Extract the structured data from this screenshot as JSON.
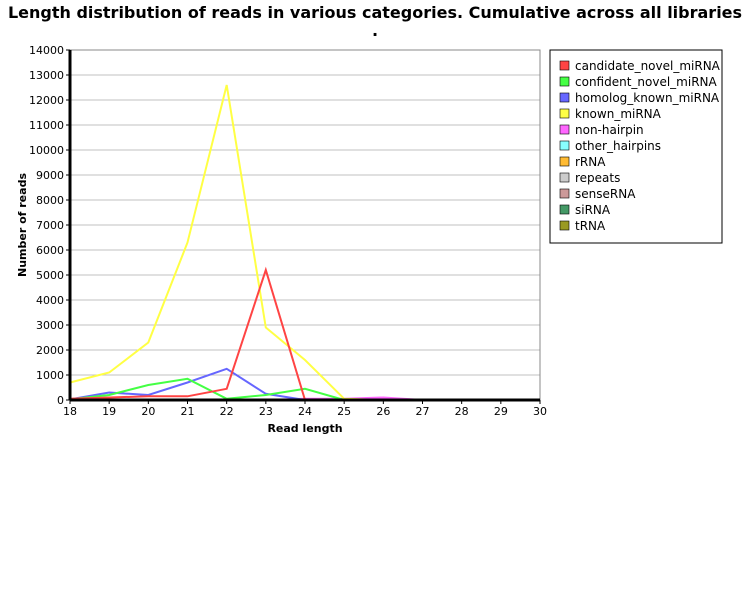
{
  "chart_data": {
    "type": "line",
    "title": "Length distribution of reads in various categories. Cumulative across all libraries",
    "subtitle": ".",
    "xlabel": "Read length",
    "ylabel": "Number of reads",
    "x": [
      18,
      19,
      20,
      21,
      22,
      23,
      24,
      25,
      26,
      27,
      28,
      29,
      30
    ],
    "xlim": [
      18,
      30
    ],
    "ylim": [
      0,
      14000
    ],
    "yticks": [
      0,
      1000,
      2000,
      3000,
      4000,
      5000,
      6000,
      7000,
      8000,
      9000,
      10000,
      11000,
      12000,
      13000,
      14000
    ],
    "grid": true,
    "legend_position": "right",
    "series": [
      {
        "name": "candidate_novel_miRNA",
        "color": "#ff4444",
        "values": [
          50,
          100,
          150,
          150,
          450,
          5200,
          0,
          0,
          0,
          0,
          0,
          0,
          0
        ]
      },
      {
        "name": "confident_novel_miRNA",
        "color": "#44ff44",
        "values": [
          30,
          200,
          600,
          850,
          50,
          200,
          450,
          0,
          0,
          0,
          0,
          0,
          0
        ]
      },
      {
        "name": "homolog_known_miRNA",
        "color": "#6666ff",
        "values": [
          30,
          300,
          200,
          700,
          1250,
          250,
          0,
          0,
          0,
          0,
          0,
          0,
          0
        ]
      },
      {
        "name": "known_miRNA",
        "color": "#ffff44",
        "values": [
          700,
          1100,
          2300,
          6300,
          12600,
          2900,
          1600,
          50,
          0,
          0,
          0,
          0,
          0
        ]
      },
      {
        "name": "non-hairpin",
        "color": "#ff66ff",
        "values": [
          0,
          0,
          0,
          0,
          0,
          0,
          50,
          50,
          100,
          0,
          0,
          0,
          0
        ]
      },
      {
        "name": "other_hairpins",
        "color": "#88ffff",
        "values": [
          0,
          0,
          0,
          0,
          0,
          0,
          0,
          0,
          0,
          0,
          0,
          0,
          0
        ]
      },
      {
        "name": "rRNA",
        "color": "#ffbb33",
        "values": [
          0,
          0,
          0,
          0,
          0,
          0,
          0,
          0,
          0,
          0,
          0,
          0,
          0
        ]
      },
      {
        "name": "repeats",
        "color": "#cccccc",
        "values": [
          0,
          0,
          0,
          0,
          0,
          0,
          0,
          0,
          0,
          0,
          0,
          0,
          0
        ]
      },
      {
        "name": "senseRNA",
        "color": "#cc9999",
        "values": [
          0,
          0,
          0,
          0,
          0,
          0,
          0,
          0,
          0,
          0,
          0,
          0,
          0
        ]
      },
      {
        "name": "siRNA",
        "color": "#449966",
        "values": [
          0,
          0,
          0,
          0,
          0,
          0,
          0,
          0,
          0,
          0,
          0,
          0,
          0
        ]
      },
      {
        "name": "tRNA",
        "color": "#999922",
        "values": [
          0,
          0,
          0,
          0,
          0,
          0,
          0,
          0,
          0,
          0,
          0,
          0,
          0
        ]
      }
    ]
  }
}
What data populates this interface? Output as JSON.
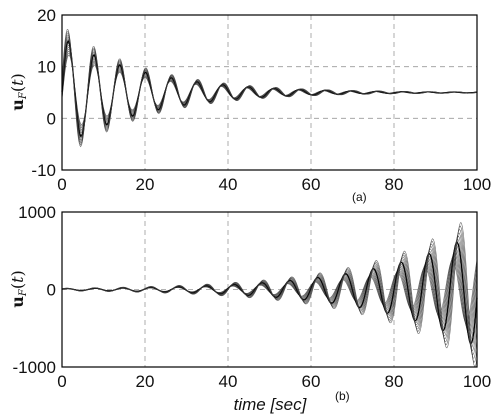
{
  "chart_data": [
    {
      "type": "line",
      "panel_label": "(a)",
      "ylabel": "u_F(t)",
      "xlabel": "",
      "xlim": [
        0,
        100
      ],
      "ylim": [
        -10,
        20
      ],
      "x_ticks": [
        "0",
        "20",
        "40",
        "60",
        "80",
        "100"
      ],
      "y_ticks": [
        "-10",
        "0",
        "10",
        "20"
      ],
      "grid": true,
      "series": [
        {
          "values_description": "damped oscillation ensemble",
          "offset": 5,
          "amplitude": 10.5,
          "decay_rate": 0.05,
          "period": 6.2,
          "end_value": 5
        }
      ]
    },
    {
      "type": "line",
      "panel_label": "(b)",
      "ylabel": "u_F(t)",
      "xlabel": "time [sec]",
      "xlim": [
        0,
        100
      ],
      "ylim": [
        -1000,
        1000
      ],
      "x_ticks": [
        "0",
        "20",
        "40",
        "60",
        "80",
        "100"
      ],
      "y_ticks": [
        "-1000",
        "0",
        "1000"
      ],
      "grid": true,
      "series": [
        {
          "values_description": "growing oscillation ensemble",
          "offset": 0,
          "amplitude": 12,
          "growth_rate": 0.041,
          "period": 6.7,
          "end_value": -850
        }
      ]
    }
  ]
}
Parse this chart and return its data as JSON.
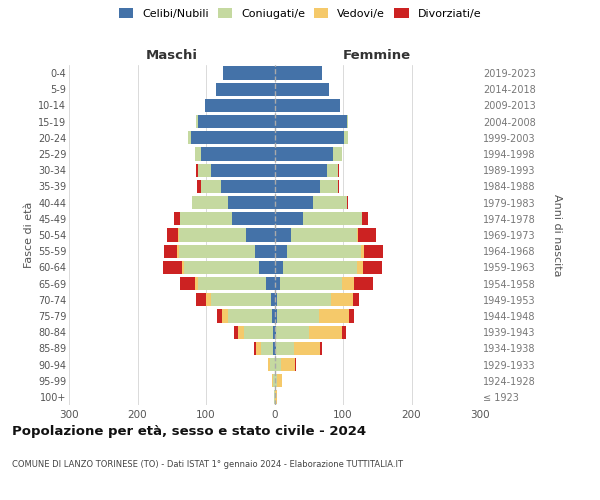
{
  "age_groups": [
    "100+",
    "95-99",
    "90-94",
    "85-89",
    "80-84",
    "75-79",
    "70-74",
    "65-69",
    "60-64",
    "55-59",
    "50-54",
    "45-49",
    "40-44",
    "35-39",
    "30-34",
    "25-29",
    "20-24",
    "15-19",
    "10-14",
    "5-9",
    "0-4"
  ],
  "birth_years": [
    "≤ 1923",
    "1924-1928",
    "1929-1933",
    "1934-1938",
    "1939-1943",
    "1944-1948",
    "1949-1953",
    "1954-1958",
    "1959-1963",
    "1964-1968",
    "1969-1973",
    "1974-1978",
    "1979-1983",
    "1984-1988",
    "1989-1993",
    "1994-1998",
    "1999-2003",
    "2004-2008",
    "2009-2013",
    "2014-2018",
    "2019-2023"
  ],
  "maschi": {
    "celibi": [
      0,
      0,
      0,
      2,
      2,
      3,
      5,
      12,
      22,
      28,
      42,
      62,
      68,
      78,
      92,
      108,
      122,
      112,
      102,
      85,
      75
    ],
    "coniugati": [
      1,
      2,
      6,
      18,
      42,
      65,
      88,
      100,
      110,
      112,
      98,
      76,
      52,
      30,
      20,
      8,
      4,
      2,
      0,
      0,
      0
    ],
    "vedovi": [
      0,
      1,
      4,
      7,
      10,
      8,
      7,
      4,
      3,
      2,
      1,
      0,
      0,
      0,
      0,
      0,
      0,
      0,
      0,
      0,
      0
    ],
    "divorziati": [
      0,
      0,
      0,
      3,
      5,
      8,
      15,
      22,
      28,
      20,
      16,
      8,
      0,
      5,
      3,
      0,
      0,
      0,
      0,
      0,
      0
    ]
  },
  "femmine": {
    "nubili": [
      0,
      0,
      0,
      2,
      2,
      3,
      4,
      8,
      12,
      18,
      24,
      42,
      56,
      66,
      76,
      86,
      102,
      106,
      96,
      80,
      70
    ],
    "coniugate": [
      1,
      3,
      10,
      26,
      48,
      62,
      78,
      90,
      108,
      108,
      96,
      86,
      50,
      26,
      16,
      12,
      6,
      2,
      0,
      0,
      0
    ],
    "vedove": [
      2,
      8,
      20,
      38,
      48,
      44,
      33,
      18,
      9,
      4,
      2,
      0,
      0,
      0,
      0,
      0,
      0,
      0,
      0,
      0,
      0
    ],
    "divorziate": [
      0,
      0,
      2,
      4,
      7,
      7,
      9,
      28,
      28,
      28,
      26,
      8,
      2,
      2,
      2,
      0,
      0,
      0,
      0,
      0,
      0
    ]
  },
  "colors": {
    "celibi": "#4472a8",
    "coniugati": "#c5d9a0",
    "vedovi": "#f5c96a",
    "divorziati": "#cc2222"
  },
  "xlim": 300,
  "title": "Popolazione per età, sesso e stato civile - 2024",
  "subtitle": "COMUNE DI LANZO TORINESE (TO) - Dati ISTAT 1° gennaio 2024 - Elaborazione TUTTITALIA.IT",
  "ylabel_left": "Fasce di età",
  "ylabel_right": "Anni di nascita",
  "header_maschi": "Maschi",
  "header_femmine": "Femmine",
  "legend_labels": [
    "Celibi/Nubili",
    "Coniugati/e",
    "Vedovi/e",
    "Divorziati/e"
  ],
  "bg_color": "#ffffff",
  "grid_color": "#cccccc"
}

====

§ **Exercise requirements**:
Count how many lines of the material hold the string "reads". Give the number and nothing more.

§ **Response**:
2